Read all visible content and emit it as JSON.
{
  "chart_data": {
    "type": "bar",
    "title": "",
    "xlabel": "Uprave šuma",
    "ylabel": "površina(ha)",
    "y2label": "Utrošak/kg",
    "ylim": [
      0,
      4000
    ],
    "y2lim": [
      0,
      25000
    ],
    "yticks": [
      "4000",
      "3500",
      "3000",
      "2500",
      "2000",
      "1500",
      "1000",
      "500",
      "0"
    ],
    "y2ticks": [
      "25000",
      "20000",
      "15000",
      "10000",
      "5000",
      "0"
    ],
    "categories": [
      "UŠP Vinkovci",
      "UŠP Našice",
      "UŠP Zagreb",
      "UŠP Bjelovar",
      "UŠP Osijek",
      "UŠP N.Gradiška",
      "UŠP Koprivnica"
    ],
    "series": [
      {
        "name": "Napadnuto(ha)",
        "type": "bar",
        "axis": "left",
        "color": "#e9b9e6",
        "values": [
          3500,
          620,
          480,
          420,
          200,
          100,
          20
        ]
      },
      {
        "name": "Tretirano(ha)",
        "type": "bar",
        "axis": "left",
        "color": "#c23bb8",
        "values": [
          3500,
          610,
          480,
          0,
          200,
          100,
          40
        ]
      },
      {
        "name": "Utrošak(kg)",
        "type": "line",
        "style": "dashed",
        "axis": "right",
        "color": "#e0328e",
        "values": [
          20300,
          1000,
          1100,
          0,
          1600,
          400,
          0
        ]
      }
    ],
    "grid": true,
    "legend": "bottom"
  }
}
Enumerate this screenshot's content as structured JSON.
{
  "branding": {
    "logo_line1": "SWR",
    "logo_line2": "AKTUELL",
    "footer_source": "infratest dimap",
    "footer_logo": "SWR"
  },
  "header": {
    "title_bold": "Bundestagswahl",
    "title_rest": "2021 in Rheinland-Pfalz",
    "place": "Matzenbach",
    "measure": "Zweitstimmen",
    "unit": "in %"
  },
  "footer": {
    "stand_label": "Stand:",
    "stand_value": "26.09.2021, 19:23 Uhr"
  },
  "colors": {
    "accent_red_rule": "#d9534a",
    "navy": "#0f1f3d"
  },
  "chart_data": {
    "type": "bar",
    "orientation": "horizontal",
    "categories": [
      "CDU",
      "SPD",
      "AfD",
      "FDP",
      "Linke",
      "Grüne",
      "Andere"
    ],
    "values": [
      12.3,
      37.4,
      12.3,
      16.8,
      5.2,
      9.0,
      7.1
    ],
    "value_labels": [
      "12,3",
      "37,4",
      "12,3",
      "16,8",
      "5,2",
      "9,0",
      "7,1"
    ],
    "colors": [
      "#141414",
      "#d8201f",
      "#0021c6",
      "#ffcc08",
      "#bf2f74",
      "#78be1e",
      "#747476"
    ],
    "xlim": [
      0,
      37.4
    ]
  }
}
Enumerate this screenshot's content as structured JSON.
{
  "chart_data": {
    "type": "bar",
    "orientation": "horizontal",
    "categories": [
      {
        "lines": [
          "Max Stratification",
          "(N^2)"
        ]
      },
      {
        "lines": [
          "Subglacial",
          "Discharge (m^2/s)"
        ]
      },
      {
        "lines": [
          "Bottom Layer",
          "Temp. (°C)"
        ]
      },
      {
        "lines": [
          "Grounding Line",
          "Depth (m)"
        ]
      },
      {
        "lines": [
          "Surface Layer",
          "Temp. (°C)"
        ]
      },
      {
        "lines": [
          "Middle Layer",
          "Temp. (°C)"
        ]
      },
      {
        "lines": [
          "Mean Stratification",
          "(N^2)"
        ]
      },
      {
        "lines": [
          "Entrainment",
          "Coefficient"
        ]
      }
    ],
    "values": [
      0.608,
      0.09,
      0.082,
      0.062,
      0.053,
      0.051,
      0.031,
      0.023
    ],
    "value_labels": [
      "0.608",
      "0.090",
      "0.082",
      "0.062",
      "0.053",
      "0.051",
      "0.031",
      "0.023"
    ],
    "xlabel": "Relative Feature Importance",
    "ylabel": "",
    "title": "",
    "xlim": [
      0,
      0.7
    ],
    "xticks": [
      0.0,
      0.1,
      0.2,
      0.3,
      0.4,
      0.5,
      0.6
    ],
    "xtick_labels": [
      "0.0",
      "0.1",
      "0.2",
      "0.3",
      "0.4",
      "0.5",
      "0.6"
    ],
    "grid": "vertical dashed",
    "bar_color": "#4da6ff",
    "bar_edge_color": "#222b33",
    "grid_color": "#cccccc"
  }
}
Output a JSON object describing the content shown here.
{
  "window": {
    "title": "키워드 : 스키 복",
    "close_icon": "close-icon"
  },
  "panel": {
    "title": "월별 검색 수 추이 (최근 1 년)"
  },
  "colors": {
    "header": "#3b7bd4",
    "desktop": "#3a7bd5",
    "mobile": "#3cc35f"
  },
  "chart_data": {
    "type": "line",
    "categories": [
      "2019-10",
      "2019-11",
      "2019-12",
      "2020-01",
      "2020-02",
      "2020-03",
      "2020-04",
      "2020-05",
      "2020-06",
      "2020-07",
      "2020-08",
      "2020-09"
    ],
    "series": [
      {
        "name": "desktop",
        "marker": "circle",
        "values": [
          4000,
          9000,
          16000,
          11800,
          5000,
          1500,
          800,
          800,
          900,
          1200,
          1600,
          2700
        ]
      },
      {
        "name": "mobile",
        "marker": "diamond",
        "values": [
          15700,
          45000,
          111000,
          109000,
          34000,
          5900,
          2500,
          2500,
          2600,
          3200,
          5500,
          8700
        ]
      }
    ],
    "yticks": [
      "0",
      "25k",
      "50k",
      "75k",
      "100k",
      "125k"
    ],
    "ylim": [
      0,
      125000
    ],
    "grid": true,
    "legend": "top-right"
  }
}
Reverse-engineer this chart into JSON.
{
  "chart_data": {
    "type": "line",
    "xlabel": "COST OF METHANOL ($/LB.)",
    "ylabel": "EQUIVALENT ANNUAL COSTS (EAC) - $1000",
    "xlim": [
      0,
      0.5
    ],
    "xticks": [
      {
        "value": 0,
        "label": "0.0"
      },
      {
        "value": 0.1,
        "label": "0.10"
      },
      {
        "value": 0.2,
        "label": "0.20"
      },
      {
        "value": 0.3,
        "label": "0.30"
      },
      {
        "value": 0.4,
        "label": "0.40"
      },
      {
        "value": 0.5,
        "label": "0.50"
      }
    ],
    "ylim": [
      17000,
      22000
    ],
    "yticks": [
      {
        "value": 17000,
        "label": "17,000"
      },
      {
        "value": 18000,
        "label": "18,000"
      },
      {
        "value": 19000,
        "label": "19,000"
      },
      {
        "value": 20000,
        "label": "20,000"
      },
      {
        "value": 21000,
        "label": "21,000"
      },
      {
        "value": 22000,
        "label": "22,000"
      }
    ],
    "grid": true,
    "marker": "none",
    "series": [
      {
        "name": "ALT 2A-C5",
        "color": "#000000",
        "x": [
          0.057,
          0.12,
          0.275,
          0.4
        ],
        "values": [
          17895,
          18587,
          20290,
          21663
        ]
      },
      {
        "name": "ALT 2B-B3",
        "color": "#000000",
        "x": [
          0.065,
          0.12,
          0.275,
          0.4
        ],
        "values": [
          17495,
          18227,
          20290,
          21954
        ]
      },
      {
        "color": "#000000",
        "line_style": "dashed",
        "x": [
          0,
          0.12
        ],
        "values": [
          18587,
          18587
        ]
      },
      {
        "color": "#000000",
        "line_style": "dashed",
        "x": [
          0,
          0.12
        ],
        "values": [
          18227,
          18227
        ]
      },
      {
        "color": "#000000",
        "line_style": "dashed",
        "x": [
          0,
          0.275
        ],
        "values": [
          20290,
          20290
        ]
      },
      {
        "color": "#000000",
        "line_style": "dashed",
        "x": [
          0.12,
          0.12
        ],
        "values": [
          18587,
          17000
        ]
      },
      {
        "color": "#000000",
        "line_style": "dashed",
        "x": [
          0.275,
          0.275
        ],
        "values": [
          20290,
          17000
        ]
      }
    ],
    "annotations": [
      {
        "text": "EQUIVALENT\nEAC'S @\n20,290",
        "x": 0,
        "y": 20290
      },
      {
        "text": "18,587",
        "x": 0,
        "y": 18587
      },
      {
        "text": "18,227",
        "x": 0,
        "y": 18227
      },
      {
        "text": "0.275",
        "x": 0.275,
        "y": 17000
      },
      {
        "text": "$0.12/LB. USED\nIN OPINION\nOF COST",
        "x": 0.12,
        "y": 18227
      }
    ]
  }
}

---------------

• _What to produce_: Which lines contain the word "text"? Copy each of them.

• _Task response_:
        "text": "EQUIVALENT\nEAC'S @\n20,290",
        "text": "18,587",
        "text": "18,227",
        "text": "0.275",
        "text": "$0.12/LB. USED\nIN OPINION\nOF COST",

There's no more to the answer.